_Instructions for the task_
Which lines hold the word "BHIWANI"? Show each of them.

_Given data_
.....

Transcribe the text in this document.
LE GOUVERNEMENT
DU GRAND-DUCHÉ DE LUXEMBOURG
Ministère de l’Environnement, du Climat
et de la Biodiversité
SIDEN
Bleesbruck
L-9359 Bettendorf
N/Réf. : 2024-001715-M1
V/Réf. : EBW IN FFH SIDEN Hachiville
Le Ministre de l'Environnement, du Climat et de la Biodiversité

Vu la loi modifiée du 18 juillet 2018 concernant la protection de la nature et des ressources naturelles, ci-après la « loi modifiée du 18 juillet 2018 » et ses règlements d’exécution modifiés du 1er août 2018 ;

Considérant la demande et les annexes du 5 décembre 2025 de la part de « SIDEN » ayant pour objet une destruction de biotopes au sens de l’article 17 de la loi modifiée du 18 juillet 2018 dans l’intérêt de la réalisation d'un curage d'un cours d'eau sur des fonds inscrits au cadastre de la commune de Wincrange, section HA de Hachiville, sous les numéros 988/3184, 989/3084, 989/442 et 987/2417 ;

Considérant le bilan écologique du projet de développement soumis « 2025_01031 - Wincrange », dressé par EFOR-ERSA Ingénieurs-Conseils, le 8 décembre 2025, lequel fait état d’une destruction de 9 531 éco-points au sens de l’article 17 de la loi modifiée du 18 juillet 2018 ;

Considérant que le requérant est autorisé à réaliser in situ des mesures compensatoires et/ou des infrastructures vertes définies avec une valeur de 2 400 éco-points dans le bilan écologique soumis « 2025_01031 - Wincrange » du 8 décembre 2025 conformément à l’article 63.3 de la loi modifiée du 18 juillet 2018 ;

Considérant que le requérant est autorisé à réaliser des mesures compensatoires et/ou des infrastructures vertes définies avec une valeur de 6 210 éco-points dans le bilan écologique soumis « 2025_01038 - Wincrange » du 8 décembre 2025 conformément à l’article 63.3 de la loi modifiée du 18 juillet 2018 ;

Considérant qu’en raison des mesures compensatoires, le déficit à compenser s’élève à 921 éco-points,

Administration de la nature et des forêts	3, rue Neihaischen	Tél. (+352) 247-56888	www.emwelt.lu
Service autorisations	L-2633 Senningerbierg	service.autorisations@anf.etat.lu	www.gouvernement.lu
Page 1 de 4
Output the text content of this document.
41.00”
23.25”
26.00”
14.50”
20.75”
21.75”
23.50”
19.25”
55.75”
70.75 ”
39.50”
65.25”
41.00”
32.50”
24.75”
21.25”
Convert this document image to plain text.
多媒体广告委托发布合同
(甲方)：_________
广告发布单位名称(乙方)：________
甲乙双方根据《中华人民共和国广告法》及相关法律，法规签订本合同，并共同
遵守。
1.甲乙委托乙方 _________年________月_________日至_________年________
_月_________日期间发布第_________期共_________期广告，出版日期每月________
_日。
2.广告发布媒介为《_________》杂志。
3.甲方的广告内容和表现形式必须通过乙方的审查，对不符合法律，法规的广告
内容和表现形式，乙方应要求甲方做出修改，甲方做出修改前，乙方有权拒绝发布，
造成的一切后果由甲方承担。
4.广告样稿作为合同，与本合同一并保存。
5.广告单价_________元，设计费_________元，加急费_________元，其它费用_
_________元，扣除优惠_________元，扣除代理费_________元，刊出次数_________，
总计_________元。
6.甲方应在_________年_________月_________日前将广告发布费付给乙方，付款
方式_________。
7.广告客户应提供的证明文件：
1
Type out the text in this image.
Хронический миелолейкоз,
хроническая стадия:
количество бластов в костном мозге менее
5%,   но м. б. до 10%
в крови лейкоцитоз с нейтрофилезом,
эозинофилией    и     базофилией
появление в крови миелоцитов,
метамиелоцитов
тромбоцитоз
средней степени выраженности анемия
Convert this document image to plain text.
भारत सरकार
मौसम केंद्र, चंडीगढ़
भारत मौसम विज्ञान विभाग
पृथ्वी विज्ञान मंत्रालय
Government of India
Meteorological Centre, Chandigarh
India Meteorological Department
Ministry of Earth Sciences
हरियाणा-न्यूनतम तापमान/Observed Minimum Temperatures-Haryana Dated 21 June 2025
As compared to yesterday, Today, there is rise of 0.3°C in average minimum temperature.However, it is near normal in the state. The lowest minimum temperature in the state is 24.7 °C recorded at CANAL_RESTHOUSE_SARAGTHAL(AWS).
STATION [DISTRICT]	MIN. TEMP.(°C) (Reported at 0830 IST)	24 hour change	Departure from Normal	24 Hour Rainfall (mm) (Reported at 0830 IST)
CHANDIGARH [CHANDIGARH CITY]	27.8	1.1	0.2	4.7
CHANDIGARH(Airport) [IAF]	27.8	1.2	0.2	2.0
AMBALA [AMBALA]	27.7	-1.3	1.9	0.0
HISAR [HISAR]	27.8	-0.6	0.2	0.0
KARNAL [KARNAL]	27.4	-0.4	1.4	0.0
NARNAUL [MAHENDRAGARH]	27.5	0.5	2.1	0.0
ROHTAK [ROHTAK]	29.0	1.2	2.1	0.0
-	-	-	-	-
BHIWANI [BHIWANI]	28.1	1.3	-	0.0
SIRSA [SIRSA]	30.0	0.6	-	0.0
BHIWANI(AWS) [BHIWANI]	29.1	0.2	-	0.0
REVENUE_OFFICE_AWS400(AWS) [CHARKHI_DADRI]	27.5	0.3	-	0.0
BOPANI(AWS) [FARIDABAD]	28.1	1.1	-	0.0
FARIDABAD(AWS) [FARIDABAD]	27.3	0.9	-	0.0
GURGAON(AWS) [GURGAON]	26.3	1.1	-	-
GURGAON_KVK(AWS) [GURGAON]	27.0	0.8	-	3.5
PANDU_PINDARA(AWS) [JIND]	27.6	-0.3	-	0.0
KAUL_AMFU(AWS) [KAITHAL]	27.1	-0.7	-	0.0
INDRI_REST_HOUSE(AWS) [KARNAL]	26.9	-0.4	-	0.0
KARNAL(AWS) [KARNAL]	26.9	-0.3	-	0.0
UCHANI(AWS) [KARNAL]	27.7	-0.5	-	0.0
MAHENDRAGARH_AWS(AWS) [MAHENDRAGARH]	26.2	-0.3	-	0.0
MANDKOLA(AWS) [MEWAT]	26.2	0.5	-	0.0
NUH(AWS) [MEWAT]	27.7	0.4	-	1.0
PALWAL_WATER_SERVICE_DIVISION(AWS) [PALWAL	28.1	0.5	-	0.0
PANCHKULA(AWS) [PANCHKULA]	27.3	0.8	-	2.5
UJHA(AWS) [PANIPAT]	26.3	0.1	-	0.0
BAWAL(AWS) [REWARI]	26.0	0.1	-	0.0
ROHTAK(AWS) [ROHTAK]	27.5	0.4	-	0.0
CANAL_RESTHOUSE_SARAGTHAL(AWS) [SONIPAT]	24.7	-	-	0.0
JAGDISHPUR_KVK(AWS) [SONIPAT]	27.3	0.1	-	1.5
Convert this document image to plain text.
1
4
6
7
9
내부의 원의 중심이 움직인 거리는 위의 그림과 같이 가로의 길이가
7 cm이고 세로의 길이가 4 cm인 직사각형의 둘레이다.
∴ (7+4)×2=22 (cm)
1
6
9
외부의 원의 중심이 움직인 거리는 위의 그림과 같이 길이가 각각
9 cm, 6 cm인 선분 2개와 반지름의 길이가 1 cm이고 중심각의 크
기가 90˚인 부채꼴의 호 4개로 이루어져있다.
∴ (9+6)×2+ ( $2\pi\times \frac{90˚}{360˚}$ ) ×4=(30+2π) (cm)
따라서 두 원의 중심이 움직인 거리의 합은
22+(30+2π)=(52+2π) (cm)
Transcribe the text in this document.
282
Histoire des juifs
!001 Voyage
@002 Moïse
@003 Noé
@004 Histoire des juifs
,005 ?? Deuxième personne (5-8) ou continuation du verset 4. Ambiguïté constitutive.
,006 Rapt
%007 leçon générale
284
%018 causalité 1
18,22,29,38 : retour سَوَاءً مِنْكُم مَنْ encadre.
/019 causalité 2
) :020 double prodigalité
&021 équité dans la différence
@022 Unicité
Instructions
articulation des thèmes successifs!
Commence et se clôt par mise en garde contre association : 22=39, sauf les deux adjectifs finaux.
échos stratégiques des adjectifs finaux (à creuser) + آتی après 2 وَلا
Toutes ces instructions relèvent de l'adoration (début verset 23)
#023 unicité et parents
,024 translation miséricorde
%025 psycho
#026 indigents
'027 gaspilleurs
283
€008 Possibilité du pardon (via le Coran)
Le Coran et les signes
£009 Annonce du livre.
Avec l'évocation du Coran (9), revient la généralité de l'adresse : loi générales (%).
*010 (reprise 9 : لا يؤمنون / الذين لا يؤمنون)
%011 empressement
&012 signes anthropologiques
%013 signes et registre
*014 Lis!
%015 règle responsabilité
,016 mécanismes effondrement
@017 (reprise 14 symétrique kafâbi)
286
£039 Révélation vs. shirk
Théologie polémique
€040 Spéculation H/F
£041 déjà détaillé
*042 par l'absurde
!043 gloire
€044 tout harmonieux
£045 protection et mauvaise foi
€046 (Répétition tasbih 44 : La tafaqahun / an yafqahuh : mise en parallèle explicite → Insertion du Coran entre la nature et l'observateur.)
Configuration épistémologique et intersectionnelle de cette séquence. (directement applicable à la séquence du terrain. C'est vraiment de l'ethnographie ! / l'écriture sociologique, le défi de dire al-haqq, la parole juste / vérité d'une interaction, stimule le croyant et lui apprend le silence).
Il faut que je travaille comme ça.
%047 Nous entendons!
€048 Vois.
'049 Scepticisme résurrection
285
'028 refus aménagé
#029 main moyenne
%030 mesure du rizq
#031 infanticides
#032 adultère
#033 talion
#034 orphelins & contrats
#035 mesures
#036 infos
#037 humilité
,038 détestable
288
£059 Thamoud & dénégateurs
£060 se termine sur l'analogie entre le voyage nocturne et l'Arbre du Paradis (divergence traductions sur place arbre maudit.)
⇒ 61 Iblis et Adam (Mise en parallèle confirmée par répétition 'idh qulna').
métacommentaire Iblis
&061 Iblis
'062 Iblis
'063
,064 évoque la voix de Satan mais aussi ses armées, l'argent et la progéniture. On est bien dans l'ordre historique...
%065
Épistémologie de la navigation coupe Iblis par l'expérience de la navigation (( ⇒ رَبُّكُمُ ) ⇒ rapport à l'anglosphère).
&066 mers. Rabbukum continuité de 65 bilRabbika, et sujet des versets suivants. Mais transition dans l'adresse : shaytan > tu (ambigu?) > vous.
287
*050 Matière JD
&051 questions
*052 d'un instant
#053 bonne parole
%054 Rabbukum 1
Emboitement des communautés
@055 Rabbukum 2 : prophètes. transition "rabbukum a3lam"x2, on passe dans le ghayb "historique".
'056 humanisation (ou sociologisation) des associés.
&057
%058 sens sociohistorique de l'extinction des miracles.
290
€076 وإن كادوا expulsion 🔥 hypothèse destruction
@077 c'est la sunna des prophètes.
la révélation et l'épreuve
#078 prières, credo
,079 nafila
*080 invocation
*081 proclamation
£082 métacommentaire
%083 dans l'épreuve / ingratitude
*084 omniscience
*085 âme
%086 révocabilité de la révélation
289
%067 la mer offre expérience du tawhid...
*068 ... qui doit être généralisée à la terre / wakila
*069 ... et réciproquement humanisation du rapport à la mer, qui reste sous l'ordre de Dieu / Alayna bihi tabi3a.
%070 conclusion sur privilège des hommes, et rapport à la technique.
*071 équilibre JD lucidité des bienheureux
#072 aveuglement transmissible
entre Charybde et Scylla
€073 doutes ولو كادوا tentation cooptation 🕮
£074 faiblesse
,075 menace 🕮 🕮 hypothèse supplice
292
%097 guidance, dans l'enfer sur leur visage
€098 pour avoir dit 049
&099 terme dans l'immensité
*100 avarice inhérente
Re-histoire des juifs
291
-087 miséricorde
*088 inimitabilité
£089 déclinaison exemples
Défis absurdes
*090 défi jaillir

.....

_The answer_
BHIWANI [BHIWANI]	28.1	1.3	-	0.0
BHIWANI(AWS) [BHIWANI]	29.1	0.2	-	0.0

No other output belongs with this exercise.